**MATERIAL TO PROCESS:**
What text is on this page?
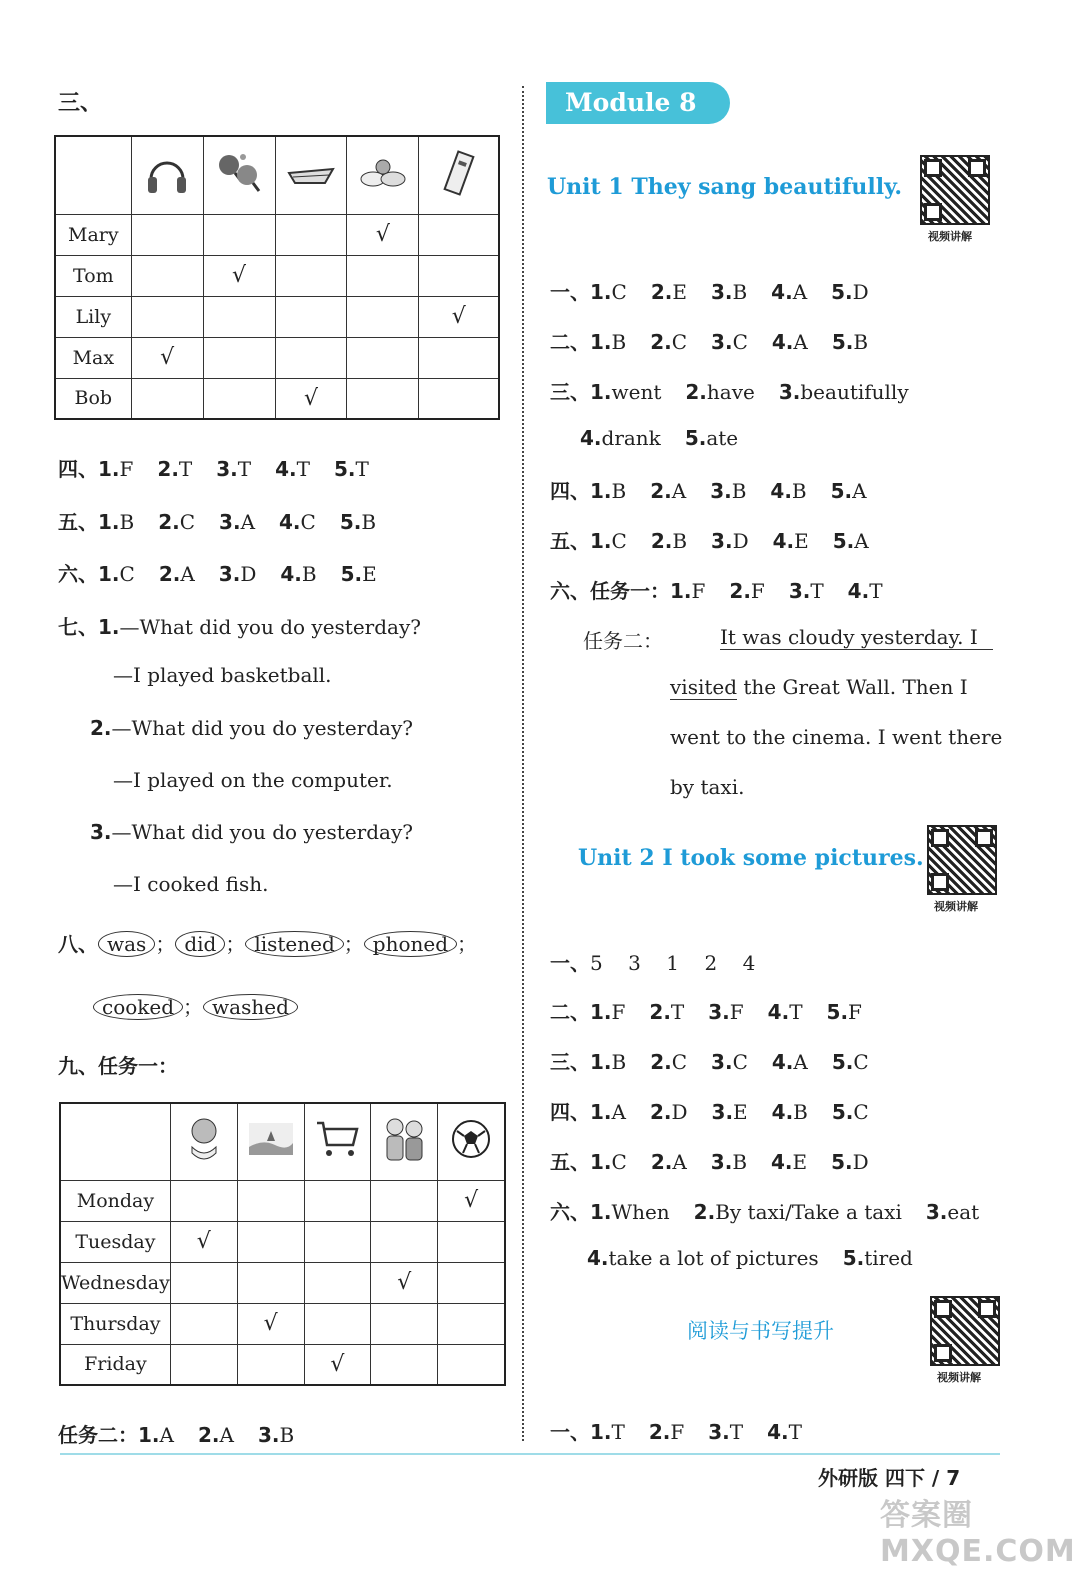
三、

Mary				√	
Tom		√			
Lily					√
Max	√				
Bob			√		

Monday					√
Tuesday	√				
Wednesday				√	
Thursday		√			
Friday			√		
四、1.F 2.T 3.T 4.T 5.T
五、1.B 2.C 3.A 4.C 5.B
六、1.C 2.A 3.D 4.B 5.E
七、1.—What did you do yesterday?
—I played basketball.
2.—What did you do yesterday?
—I played on the computer.
3.—What did you do yesterday?
—I cooked fish.
八、 was ； did ； listened ； phoned ；
cooked ； washed
九、任务一：
任务二：1.A 2.A 3.B
Module 8
Unit 1 They sang beautifully.
视频讲解
一、1.C 2.E 3.B 4.A 5.D
二、1.B 2.C 3.C 4.A 5.B
三、1.went 2.have 3.beautifully
4.drank 5.ate
四、1.B 2.A 3.B 4.B 5.A
五、1.C 2.B 3.D 4.E 5.A
六、任务一：1.F 2.F 3.T 4.T
任务二：	It was cloudy yesterday. I
visited the Great Wall. Then I
went to the cinema. I went there
by taxi.
Unit 2 I took some pictures.
视频讲解
一、5    3    1    2    4
二、1.F 2.T 3.F 4.T 5.F
三、1.B 2.C 3.C 4.A 5.C
四、1.A 2.D 3.E 4.B 5.C
五、1.C 2.A 3.B 4.E 5.D
六、1.When 2.By taxi/Take a taxi 3.eat
4.take a lot of pictures 5.tired
阅读与书写提升
视频讲解
一、1.T 2.F 3.T 4.T
外研版 四下 / 7
答案圈 MXQE.COM
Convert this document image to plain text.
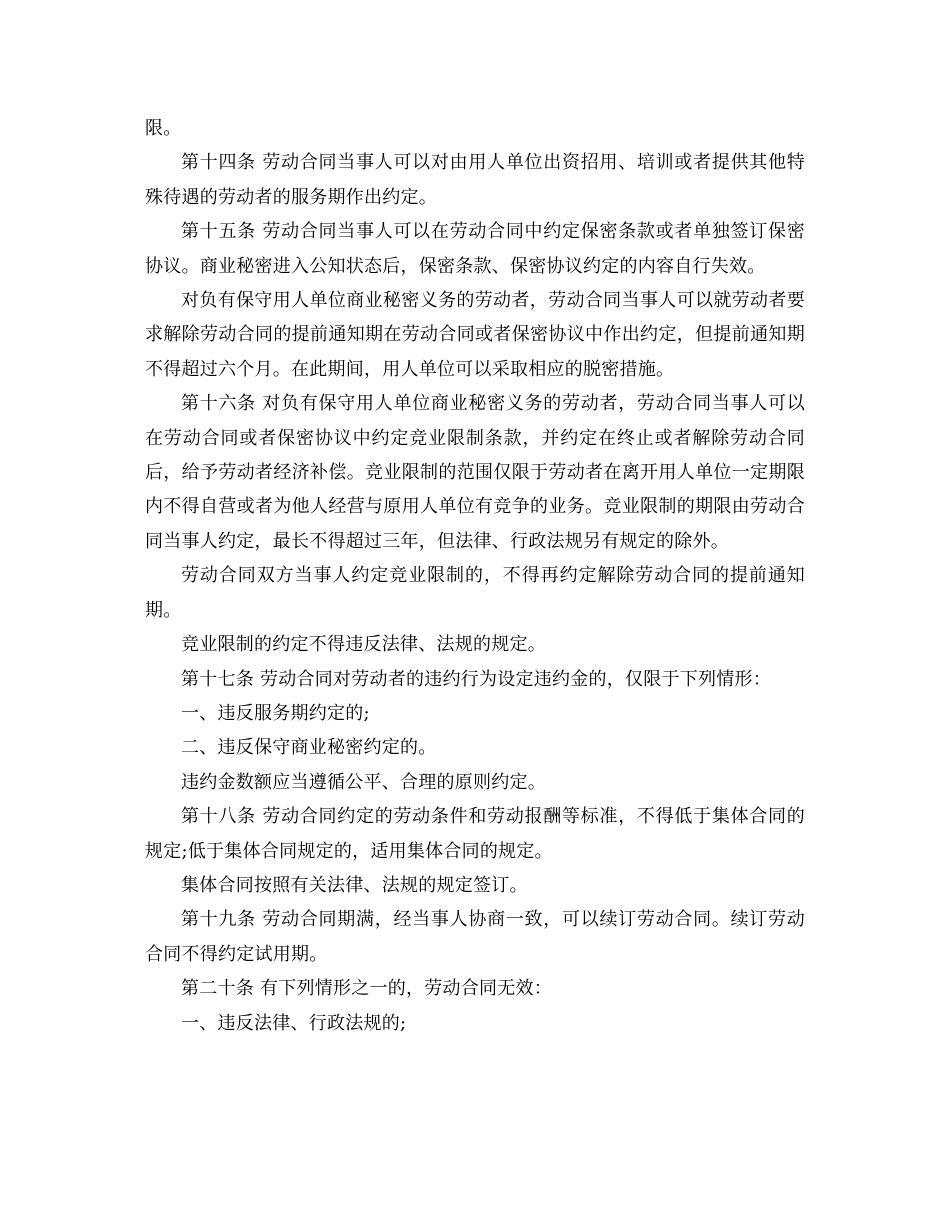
限。

第十四条 劳动合同当事人可以对由用人单位出资招用、培训或者提供其他特殊待遇的劳动者的服务期作出约定。

第十五条 劳动合同当事人可以在劳动合同中约定保密条款或者单独签订保密协议。商业秘密进入公知状态后，保密条款、保密协议约定的内容自行失效。

对负有保守用人单位商业秘密义务的劳动者，劳动合同当事人可以就劳动者要求解除劳动合同的提前通知期在劳动合同或者保密协议中作出约定，但提前通知期不得超过六个月。在此期间，用人单位可以采取相应的脱密措施。

第十六条 对负有保守用人单位商业秘密义务的劳动者，劳动合同当事人可以在劳动合同或者保密协议中约定竞业限制条款，并约定在终止或者解除劳动合同后，给予劳动者经济补偿。竞业限制的范围仅限于劳动者在离开用人单位一定期限内不得自营或者为他人经营与原用人单位有竞争的业务。竞业限制的期限由劳动合同当事人约定，最长不得超过三年，但法律、行政法规另有规定的除外。

劳动合同双方当事人约定竞业限制的，不得再约定解除劳动合同的提前通知期。

竞业限制的约定不得违反法律、法规的规定。

第十七条 劳动合同对劳动者的违约行为设定违约金的，仅限于下列情形：

一、违反服务期约定的;

二、违反保守商业秘密约定的。

违约金数额应当遵循公平、合理的原则约定。

第十八条 劳动合同约定的劳动条件和劳动报酬等标准，不得低于集体合同的规定;低于集体合同规定的，适用集体合同的规定。

集体合同按照有关法律、法规的规定签订。

第十九条 劳动合同期满，经当事人协商一致，可以续订劳动合同。续订劳动合同不得约定试用期。

第二十条 有下列情形之一的，劳动合同无效：

一、违反法律、行政法规的;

**WHAT YOU HAVE TO DO:**
Starting at the line that contains "Convert this document image to plain text.", please write out every line to the end of the entries, inclusive, copied exactly and with pictures omitted.

**ANSWER TO THIS EXERCISE:**
Convert this document image to plain text.
限。

第十四条 劳动合同当事人可以对由用人单位出资招用、培训或者提供其他特殊待遇的劳动者的服务期作出约定。

第十五条 劳动合同当事人可以在劳动合同中约定保密条款或者单独签订保密协议。商业秘密进入公知状态后，保密条款、保密协议约定的内容自行失效。

对负有保守用人单位商业秘密义务的劳动者，劳动合同当事人可以就劳动者要求解除劳动合同的提前通知期在劳动合同或者保密协议中作出约定，但提前通知期不得超过六个月。在此期间，用人单位可以采取相应的脱密措施。

第十六条 对负有保守用人单位商业秘密义务的劳动者，劳动合同当事人可以在劳动合同或者保密协议中约定竞业限制条款，并约定在终止或者解除劳动合同后，给予劳动者经济补偿。竞业限制的范围仅限于劳动者在离开用人单位一定期限内不得自营或者为他人经营与原用人单位有竞争的业务。竞业限制的期限由劳动合同当事人约定，最长不得超过三年，但法律、行政法规另有规定的除外。

劳动合同双方当事人约定竞业限制的，不得再约定解除劳动合同的提前通知期。

竞业限制的约定不得违反法律、法规的规定。

第十七条 劳动合同对劳动者的违约行为设定违约金的，仅限于下列情形：

一、违反服务期约定的;

二、违反保守商业秘密约定的。

违约金数额应当遵循公平、合理的原则约定。

第十八条 劳动合同约定的劳动条件和劳动报酬等标准，不得低于集体合同的规定;低于集体合同规定的，适用集体合同的规定。

集体合同按照有关法律、法规的规定签订。

第十九条 劳动合同期满，经当事人协商一致，可以续订劳动合同。续订劳动合同不得约定试用期。

第二十条 有下列情形之一的，劳动合同无效：

一、违反法律、行政法规的;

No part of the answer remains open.